__WHAT YOU NEED TO DO__.
Pull each line holding "Specific" out of the entries below.

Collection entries
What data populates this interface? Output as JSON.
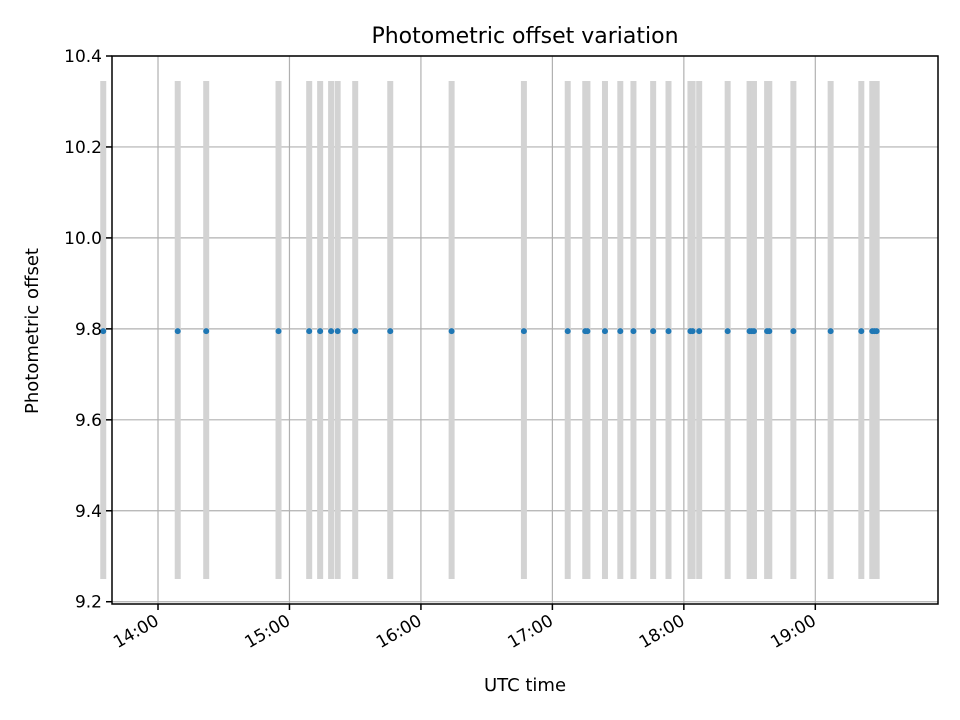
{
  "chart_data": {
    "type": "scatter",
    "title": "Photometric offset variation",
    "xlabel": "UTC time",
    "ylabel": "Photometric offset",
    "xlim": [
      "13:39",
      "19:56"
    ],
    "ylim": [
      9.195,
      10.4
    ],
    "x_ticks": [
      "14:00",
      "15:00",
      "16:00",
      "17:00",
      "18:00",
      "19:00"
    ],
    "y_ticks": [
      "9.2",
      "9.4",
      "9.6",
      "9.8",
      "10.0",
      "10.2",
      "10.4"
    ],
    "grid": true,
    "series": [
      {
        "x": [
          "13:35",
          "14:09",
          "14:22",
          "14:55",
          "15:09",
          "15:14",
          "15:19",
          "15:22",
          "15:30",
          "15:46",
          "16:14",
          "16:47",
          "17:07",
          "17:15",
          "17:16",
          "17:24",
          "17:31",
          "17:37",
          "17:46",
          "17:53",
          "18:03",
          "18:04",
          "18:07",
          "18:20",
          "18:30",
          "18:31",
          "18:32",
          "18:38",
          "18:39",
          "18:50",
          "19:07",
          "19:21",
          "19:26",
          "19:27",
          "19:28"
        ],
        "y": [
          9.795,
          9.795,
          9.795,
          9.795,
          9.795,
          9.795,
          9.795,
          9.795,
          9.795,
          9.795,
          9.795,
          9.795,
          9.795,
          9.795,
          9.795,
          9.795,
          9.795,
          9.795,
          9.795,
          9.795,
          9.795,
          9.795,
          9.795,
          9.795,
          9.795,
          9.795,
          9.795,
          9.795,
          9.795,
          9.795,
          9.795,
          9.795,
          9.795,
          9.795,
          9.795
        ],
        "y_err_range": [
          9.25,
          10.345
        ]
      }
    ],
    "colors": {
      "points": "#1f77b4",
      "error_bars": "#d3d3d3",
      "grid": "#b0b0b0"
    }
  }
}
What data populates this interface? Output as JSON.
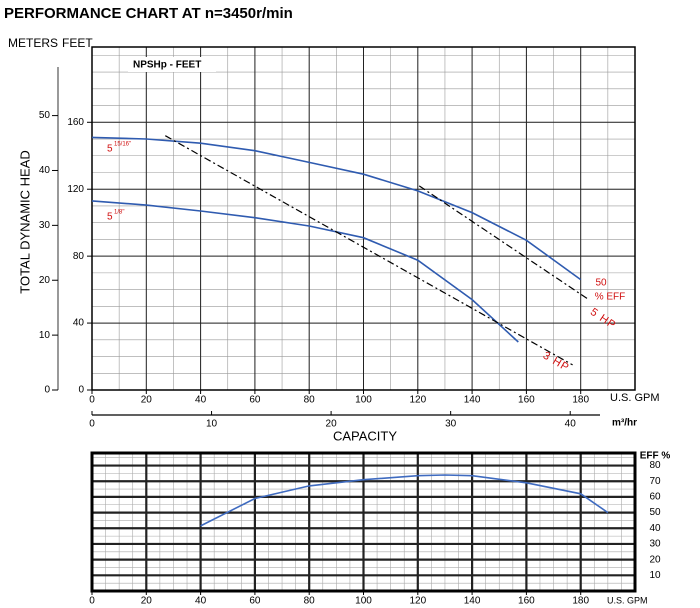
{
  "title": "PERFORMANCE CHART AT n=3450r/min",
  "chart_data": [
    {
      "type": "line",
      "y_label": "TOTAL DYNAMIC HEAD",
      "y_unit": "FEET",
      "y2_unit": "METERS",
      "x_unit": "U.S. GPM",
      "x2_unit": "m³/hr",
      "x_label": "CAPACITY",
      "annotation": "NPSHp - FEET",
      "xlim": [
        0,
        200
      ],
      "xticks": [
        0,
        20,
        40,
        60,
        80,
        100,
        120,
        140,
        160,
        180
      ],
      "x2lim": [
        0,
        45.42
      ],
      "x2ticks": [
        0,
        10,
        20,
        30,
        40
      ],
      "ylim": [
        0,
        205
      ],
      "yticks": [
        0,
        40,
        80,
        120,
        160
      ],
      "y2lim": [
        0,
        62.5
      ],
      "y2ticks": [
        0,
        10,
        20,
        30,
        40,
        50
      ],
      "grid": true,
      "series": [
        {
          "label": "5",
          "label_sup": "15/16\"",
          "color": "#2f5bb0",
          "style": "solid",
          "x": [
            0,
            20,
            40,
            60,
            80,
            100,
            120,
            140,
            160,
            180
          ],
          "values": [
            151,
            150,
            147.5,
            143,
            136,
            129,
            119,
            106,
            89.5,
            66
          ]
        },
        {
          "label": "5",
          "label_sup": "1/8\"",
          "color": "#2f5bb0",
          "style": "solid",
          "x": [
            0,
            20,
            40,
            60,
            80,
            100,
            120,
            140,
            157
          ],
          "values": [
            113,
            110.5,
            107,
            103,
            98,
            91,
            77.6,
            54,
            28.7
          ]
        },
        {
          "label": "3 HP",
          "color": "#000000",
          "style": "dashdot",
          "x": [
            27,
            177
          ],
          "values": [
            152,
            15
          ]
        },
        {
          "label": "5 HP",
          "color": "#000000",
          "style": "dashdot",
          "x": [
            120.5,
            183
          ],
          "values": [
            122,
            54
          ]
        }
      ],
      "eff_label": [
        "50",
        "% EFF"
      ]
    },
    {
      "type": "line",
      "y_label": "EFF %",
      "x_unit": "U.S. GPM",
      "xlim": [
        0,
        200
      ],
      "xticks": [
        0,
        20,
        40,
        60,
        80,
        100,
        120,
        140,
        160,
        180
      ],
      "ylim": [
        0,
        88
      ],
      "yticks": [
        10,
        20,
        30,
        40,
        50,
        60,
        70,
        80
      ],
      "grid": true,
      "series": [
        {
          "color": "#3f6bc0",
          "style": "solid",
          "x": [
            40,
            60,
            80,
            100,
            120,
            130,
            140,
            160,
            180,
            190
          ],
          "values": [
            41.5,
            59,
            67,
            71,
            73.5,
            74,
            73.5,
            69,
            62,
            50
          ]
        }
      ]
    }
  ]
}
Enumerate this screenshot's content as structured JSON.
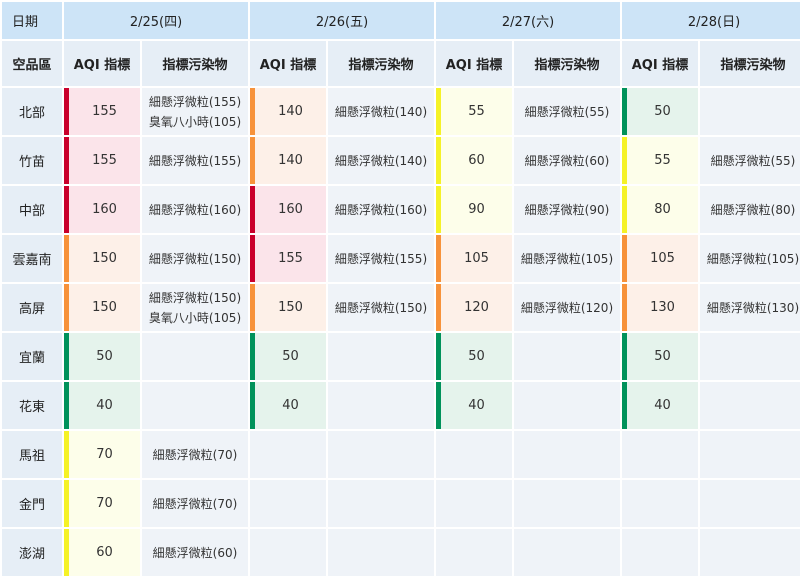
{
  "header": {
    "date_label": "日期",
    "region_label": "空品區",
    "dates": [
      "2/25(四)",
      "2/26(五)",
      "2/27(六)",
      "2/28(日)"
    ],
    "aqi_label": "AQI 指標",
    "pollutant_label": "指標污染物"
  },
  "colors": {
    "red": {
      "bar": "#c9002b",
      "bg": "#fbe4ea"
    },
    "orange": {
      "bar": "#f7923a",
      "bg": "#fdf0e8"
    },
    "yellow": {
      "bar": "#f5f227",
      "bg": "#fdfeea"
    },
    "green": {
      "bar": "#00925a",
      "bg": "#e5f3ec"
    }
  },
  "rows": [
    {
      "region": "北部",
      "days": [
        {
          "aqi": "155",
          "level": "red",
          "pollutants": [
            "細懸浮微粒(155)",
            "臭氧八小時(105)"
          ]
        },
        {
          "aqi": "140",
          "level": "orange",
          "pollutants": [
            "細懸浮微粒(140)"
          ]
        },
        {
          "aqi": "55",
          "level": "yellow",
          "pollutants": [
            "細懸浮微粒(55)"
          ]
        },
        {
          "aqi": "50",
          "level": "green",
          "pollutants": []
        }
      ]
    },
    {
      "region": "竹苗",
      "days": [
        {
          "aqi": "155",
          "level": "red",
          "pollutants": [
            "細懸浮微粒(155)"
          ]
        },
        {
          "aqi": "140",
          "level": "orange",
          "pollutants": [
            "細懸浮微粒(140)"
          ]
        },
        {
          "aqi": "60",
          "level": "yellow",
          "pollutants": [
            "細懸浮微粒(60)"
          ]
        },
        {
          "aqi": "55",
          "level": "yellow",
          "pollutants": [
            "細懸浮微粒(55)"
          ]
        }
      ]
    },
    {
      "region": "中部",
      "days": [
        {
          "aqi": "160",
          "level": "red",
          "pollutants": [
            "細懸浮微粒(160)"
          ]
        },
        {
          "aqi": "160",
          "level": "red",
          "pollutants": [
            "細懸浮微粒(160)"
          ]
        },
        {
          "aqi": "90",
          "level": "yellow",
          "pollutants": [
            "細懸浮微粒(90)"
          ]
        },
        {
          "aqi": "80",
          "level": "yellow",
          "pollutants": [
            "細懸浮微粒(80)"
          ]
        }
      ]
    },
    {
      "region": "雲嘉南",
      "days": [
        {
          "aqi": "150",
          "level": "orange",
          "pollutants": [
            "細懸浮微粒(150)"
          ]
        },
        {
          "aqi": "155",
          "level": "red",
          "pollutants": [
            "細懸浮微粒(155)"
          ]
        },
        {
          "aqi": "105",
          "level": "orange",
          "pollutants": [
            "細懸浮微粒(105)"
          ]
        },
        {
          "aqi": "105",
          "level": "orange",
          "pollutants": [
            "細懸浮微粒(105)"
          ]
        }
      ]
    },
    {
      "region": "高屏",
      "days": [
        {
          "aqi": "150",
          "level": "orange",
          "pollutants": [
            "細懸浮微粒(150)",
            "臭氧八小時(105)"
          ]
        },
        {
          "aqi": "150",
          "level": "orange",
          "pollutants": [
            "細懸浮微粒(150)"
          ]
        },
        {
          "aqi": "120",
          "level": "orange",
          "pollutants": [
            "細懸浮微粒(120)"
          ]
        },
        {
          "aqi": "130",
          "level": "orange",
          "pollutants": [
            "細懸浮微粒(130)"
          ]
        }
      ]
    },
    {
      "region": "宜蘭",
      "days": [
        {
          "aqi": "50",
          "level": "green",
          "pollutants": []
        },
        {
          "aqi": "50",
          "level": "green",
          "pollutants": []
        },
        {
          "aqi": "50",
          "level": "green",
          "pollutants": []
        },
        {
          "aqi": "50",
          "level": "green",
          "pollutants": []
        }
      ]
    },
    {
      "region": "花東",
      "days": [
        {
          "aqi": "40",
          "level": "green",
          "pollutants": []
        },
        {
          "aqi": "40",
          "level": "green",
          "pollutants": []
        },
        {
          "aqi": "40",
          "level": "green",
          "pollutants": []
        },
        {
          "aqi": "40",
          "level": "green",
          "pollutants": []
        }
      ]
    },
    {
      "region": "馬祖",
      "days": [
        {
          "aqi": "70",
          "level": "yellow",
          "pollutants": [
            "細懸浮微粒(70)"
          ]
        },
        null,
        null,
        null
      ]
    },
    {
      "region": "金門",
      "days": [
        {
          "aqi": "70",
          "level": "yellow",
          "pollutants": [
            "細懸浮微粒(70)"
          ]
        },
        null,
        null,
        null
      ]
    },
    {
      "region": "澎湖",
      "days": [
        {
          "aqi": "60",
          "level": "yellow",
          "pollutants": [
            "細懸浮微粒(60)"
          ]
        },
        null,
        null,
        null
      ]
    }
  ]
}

--

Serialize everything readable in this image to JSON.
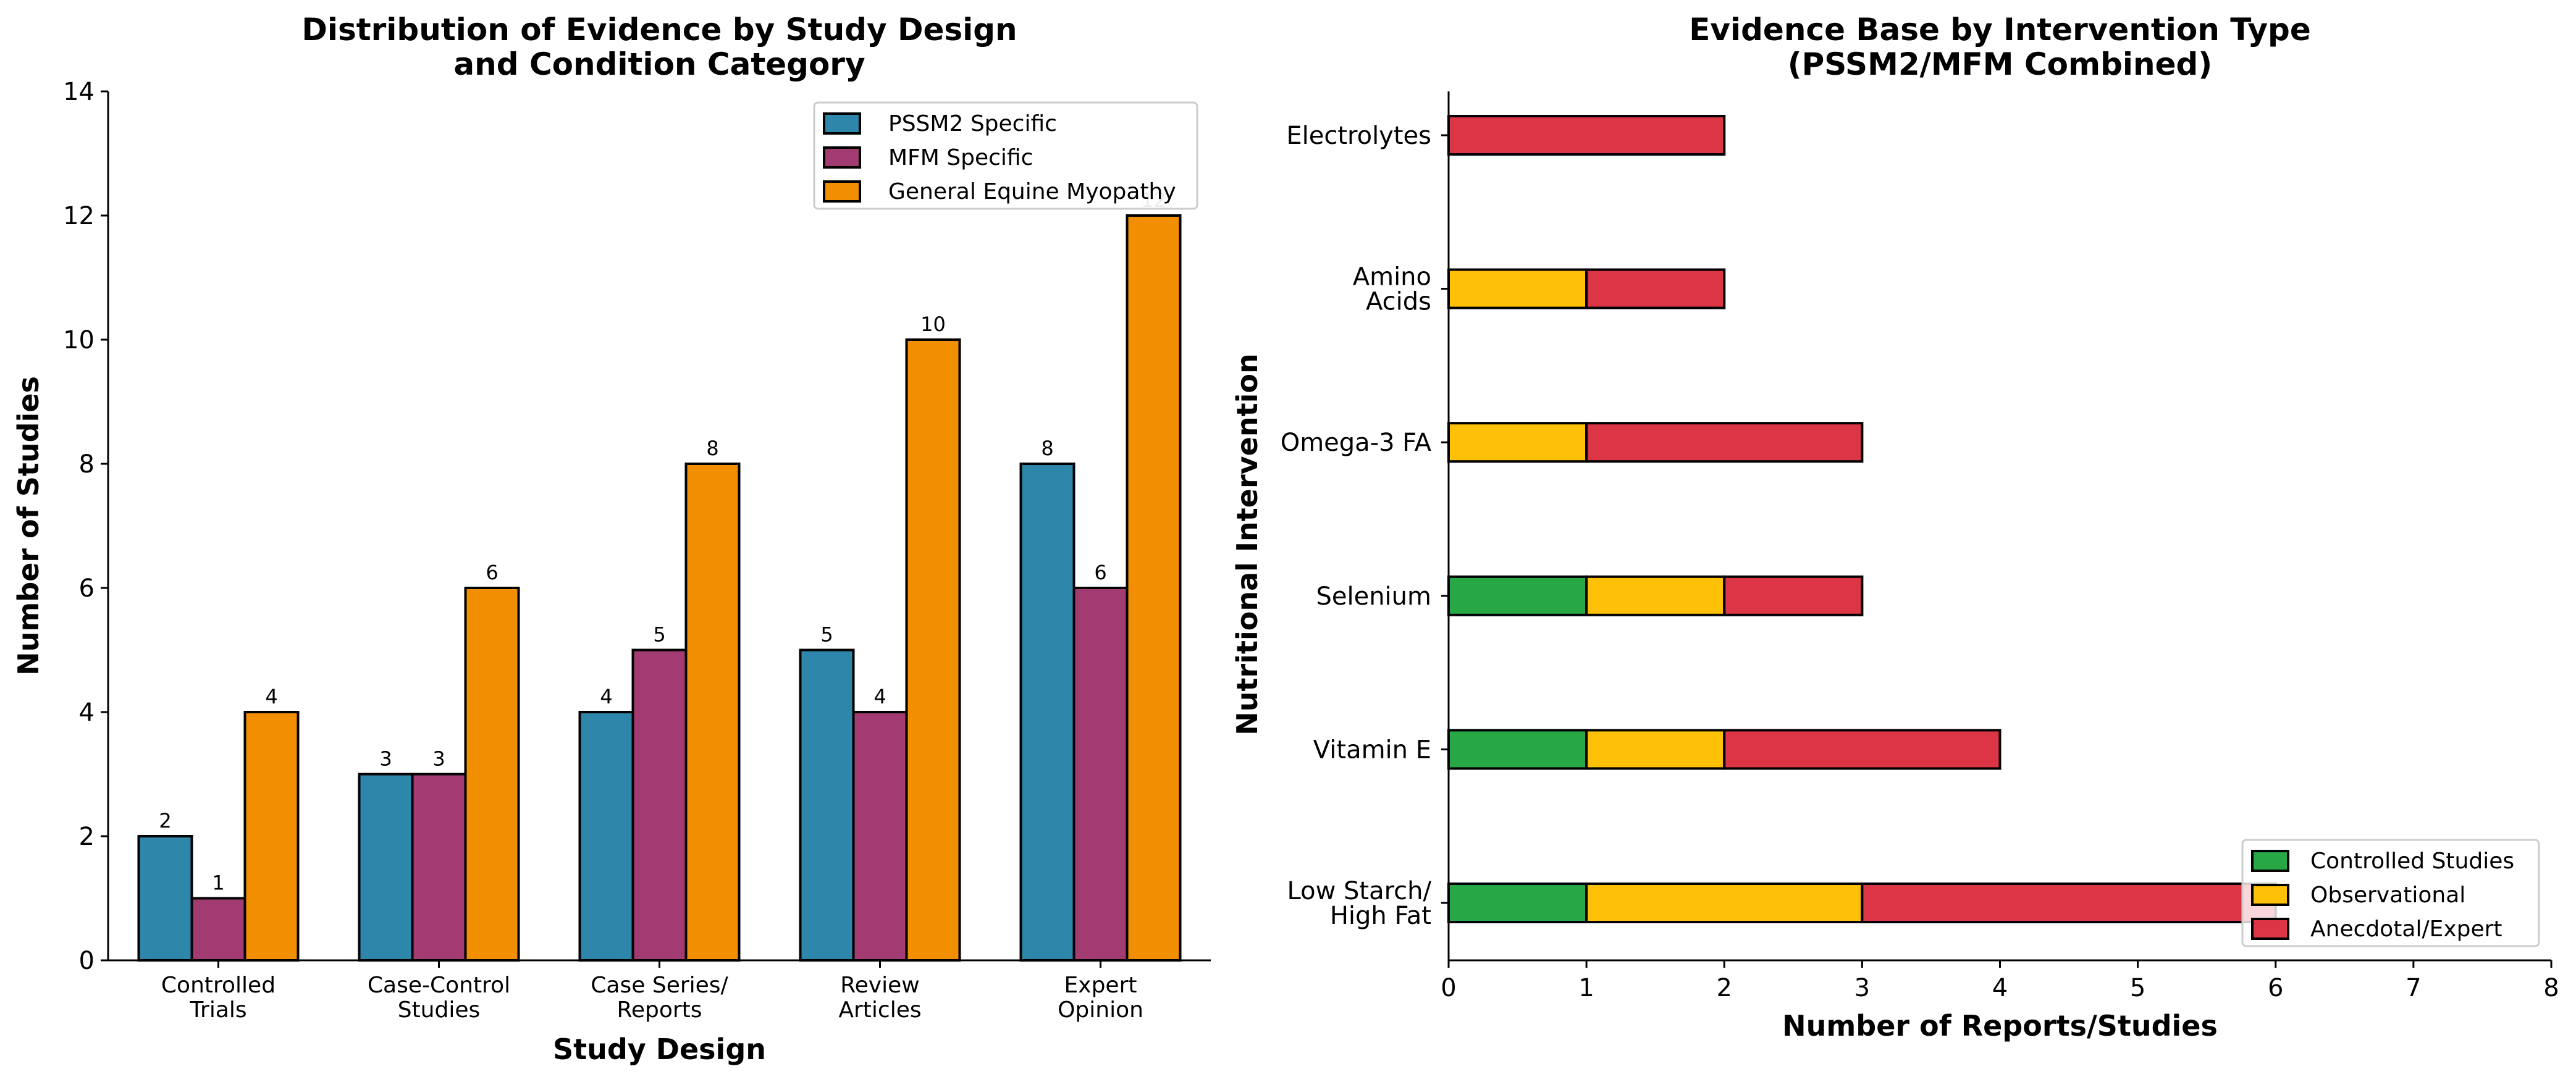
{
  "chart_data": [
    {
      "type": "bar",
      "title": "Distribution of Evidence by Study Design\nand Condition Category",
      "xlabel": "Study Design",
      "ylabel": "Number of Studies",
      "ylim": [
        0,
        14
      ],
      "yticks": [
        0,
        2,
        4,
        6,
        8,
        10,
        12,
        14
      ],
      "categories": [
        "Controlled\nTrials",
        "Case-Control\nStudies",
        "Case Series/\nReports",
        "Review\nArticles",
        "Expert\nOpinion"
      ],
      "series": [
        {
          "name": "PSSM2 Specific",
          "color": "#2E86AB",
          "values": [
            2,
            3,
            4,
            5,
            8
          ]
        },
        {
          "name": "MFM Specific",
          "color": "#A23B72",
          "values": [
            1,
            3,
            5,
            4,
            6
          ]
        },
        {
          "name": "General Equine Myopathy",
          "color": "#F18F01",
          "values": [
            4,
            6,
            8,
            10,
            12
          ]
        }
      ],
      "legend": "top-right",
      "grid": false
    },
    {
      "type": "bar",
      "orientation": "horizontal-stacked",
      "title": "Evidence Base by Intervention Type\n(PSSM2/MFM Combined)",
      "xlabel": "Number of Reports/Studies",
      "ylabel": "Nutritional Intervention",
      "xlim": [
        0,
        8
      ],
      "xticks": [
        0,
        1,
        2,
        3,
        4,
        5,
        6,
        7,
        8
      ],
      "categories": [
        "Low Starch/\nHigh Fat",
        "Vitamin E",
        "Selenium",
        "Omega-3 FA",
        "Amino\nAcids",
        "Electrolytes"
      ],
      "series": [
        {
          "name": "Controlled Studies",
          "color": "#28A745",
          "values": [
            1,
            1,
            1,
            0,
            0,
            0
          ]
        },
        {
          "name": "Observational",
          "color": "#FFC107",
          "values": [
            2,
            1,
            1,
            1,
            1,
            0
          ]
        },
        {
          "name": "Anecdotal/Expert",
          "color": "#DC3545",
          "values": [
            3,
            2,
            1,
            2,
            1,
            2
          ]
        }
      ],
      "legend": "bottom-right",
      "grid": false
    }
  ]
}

__TASK ANSWER__.
          "name": "PSSM2 Specific",
          "name": "MFM Specific",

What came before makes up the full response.